▶ **TEXT SECTION**:

———

Count II — Underpaid Benefits Under ERISA § 1132(a)(1)(B)
The court dismissed Count II without prejudice. ERISA's civil enforcement provision, 29 U.S.C. § 1132(a)(1)(B), allows a plan participant to sue to recover benefits owed under the plan's own terms. The Eighth Circuit has held that claims under this provision must allege a violation of the plan's actual terms.
The FAC failed to identify any specific plan term that was violated. Instead, Orrison's allegations focused on misuse of NNPRA pricing methods, failure to comply with state laws, and conduct discouraging out-of-network use — none of which identifies a specific plan provision that was breached.
Count IV — Breach of ERISA Fiduciary Duties
The court denied the motions to dismiss one theory under Count IV, while dismissing two others without prejudice.
Surviving theory — NNPRA disclosure
The court allowed the claim to proceed to the extent it is based on defendants' alleged refusal to disclose the methodology used to calculate NNPRA reimbursement rates. Under ERISA, fiduciaries owe a duty of loyalty (exclusive benefit for plan members) and a duty of prudence (prudent person standard). Making materially misleading statements or withholding material information can breach both duties, even absent an express statutory disclosure requirement. Varity Corp. v. Howe, 516 U.S. 489 (1996). Materiality is generally a fact-intensive inquiry not resolved at the pleading stage.
The FAC adequately alleges that Orrison repeatedly sought information about how allowed amounts for out-of-network care were calculated, that both defendants refused to provide it, and that the only response she received — that rates were "negotiated on a claim-by-claim basis" and could "fluctuate throughout the year" — was insufficient to allow her to make informed benefit decisions. These allegations survive dismissal.
The court rejected defendants' arguments that the fiduciary breach claim was improperly duplicative of the benefits claim and that ERISA limits disclosure duties to expressly enumerated requirements.
Dismissed theory 1 — Unauthorized benefit reductions
Orrison's theory that defendants made benefit reductions unauthorized by Plan terms was dismissed without prejudice for the same reason as Count II: she did not identify any specific plan term that was violated.
Dismissed theory 2 — Conflicting deductible tallies
Orrison's theory based on discrepancies between the Medica Member Portal and Medica's internal Health Rules System was dismissed without prejudice because the FAC merely alleged a discrepancy without identifying which figure was wrong. Without knowing which statement was misleading, the court could not assess which defendant acted in a fiduciary capacity in providing that statement, nor assess the materiality of the alleged misrepresentation. Boyd v. ConAgra Foods, Inc., 879 F.3d 314, 322 (8th Cir. 2018).

———

▶ **ENTRIES PROVIDED**:

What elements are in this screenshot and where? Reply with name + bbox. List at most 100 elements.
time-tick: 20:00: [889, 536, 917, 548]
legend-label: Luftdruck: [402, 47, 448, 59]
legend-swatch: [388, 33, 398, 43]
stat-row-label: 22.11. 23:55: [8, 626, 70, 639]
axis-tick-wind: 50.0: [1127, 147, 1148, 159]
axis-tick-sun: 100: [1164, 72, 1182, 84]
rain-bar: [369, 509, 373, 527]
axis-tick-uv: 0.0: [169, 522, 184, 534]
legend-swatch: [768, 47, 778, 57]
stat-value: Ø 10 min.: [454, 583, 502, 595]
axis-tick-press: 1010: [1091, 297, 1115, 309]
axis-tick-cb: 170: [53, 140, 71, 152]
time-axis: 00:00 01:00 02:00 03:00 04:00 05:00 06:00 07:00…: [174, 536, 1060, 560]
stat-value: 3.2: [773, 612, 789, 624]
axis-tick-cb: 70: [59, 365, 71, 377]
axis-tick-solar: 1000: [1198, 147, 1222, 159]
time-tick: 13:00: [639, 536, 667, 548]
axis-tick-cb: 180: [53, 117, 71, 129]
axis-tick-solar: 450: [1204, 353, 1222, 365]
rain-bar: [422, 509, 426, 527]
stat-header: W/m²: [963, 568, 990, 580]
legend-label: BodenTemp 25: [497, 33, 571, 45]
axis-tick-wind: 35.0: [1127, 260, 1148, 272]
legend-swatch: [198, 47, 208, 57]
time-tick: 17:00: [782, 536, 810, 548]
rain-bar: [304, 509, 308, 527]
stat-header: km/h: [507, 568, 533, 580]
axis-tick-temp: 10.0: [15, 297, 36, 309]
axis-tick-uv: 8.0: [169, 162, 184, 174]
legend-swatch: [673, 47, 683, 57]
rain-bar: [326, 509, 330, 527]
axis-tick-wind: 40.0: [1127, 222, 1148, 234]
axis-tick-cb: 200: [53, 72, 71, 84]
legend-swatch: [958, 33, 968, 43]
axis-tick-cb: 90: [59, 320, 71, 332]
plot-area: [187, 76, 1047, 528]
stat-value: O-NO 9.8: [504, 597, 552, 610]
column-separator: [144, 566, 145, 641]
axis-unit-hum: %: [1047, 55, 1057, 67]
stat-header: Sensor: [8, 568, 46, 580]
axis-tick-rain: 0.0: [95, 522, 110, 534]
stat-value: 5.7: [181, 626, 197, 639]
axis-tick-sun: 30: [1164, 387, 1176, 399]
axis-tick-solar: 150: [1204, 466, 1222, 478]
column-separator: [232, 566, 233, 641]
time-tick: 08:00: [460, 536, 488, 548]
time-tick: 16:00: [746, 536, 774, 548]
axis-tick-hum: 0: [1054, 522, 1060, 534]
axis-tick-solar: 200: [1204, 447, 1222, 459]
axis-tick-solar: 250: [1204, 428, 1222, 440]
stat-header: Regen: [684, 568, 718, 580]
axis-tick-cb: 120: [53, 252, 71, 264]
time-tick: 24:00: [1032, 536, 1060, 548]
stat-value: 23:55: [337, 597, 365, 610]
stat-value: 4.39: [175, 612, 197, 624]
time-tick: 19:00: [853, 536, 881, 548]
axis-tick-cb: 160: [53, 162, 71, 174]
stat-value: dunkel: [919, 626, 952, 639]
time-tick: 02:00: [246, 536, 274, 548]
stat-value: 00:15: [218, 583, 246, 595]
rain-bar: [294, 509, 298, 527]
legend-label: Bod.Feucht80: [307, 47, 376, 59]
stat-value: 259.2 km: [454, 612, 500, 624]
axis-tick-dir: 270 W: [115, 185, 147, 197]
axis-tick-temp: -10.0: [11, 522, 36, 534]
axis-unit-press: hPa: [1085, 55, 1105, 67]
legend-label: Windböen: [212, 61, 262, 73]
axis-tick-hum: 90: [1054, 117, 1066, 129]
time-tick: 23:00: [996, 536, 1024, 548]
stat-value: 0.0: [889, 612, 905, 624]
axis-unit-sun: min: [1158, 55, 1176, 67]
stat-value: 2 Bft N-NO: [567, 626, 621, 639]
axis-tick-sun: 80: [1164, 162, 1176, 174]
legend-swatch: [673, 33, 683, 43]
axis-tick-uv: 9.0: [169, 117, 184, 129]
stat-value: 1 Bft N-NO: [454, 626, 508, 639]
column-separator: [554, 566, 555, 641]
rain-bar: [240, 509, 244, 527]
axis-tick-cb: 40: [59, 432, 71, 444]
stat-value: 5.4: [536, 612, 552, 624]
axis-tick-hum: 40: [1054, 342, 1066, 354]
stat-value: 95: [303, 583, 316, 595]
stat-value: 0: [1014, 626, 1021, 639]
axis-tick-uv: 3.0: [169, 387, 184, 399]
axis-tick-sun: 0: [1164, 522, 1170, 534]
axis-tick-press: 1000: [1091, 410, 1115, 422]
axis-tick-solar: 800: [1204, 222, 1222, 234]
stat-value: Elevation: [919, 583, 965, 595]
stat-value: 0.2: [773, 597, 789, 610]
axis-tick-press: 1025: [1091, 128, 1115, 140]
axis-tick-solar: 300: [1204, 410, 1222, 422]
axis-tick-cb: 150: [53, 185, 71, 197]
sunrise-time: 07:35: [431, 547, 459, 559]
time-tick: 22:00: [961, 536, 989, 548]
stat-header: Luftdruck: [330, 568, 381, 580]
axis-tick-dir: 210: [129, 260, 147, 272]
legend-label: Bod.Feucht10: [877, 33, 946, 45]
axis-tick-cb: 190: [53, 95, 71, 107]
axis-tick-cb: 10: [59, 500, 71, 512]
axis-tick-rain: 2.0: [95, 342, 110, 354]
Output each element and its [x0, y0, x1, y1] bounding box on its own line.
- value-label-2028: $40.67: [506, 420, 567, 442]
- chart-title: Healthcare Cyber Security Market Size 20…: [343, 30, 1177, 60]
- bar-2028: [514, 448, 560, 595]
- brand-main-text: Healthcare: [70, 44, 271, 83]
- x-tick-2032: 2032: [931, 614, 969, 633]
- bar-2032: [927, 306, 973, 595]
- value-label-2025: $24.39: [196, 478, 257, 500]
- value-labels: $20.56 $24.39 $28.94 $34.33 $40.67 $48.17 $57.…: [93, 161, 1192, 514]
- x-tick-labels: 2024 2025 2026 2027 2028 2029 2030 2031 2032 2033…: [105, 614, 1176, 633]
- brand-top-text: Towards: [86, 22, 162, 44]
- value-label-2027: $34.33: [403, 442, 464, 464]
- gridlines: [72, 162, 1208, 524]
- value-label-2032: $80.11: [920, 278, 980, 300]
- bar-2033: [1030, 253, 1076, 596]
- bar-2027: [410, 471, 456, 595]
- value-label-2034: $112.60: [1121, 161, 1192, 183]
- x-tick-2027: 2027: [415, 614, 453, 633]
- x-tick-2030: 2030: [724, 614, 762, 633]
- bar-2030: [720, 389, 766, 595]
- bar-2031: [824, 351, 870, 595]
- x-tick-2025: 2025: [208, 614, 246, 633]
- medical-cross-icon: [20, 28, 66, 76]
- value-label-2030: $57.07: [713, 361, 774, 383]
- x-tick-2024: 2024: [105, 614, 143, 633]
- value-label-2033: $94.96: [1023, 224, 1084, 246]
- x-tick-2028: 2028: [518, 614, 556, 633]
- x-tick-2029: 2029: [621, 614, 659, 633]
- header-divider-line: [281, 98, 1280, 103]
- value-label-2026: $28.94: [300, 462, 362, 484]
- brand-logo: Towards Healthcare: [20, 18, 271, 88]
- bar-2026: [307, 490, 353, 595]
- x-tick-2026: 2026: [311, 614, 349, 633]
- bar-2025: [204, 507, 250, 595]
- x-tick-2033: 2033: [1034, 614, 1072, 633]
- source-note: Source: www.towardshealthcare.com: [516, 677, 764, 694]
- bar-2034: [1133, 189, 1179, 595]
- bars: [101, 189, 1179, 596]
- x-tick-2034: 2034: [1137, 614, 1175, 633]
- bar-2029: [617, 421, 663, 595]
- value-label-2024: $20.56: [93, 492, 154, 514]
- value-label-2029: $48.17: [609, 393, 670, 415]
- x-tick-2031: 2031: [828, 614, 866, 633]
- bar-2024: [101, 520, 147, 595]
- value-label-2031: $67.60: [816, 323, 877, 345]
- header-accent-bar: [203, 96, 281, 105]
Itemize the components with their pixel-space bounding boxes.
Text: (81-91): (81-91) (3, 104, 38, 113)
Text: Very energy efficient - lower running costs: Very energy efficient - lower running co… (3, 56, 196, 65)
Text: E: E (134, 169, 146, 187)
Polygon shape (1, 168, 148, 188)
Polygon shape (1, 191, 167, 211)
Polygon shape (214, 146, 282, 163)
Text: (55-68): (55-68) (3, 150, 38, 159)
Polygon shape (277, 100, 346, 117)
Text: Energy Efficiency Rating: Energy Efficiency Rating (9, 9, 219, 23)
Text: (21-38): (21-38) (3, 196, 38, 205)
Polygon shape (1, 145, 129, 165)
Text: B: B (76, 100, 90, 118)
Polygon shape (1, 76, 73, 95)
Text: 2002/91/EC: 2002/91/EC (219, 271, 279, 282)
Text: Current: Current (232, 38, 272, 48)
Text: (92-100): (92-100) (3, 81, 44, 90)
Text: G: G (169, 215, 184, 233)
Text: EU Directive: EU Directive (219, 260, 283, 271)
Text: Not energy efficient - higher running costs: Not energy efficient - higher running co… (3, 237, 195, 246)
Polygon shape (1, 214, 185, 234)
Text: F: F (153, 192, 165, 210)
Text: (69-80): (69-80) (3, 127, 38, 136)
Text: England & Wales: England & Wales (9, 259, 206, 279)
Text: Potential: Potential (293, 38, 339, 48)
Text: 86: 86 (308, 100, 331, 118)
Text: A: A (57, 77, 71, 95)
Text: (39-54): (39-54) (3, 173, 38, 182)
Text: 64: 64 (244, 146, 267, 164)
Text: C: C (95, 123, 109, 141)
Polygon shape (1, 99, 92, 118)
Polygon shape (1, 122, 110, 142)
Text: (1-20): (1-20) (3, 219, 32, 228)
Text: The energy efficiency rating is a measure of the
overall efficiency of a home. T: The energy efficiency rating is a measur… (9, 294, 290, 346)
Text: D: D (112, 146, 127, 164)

———

▶ **EXERCISE SET**:
A) According to the ruling summary, what response did Orrison receive when she asked how out-of-network rates were calculated?
B) Name every theory under Count IV that the ruling summary discusses.

▶ **EXPECTED OUTPUTS**:
A) She was told that rates were "negotiated on a claim-by-claim basis" and could "fluctuate throughout the year."

B)
- NNPRA disclosure
- Unauthorized benefit reductions
- Conflicting deductible tallies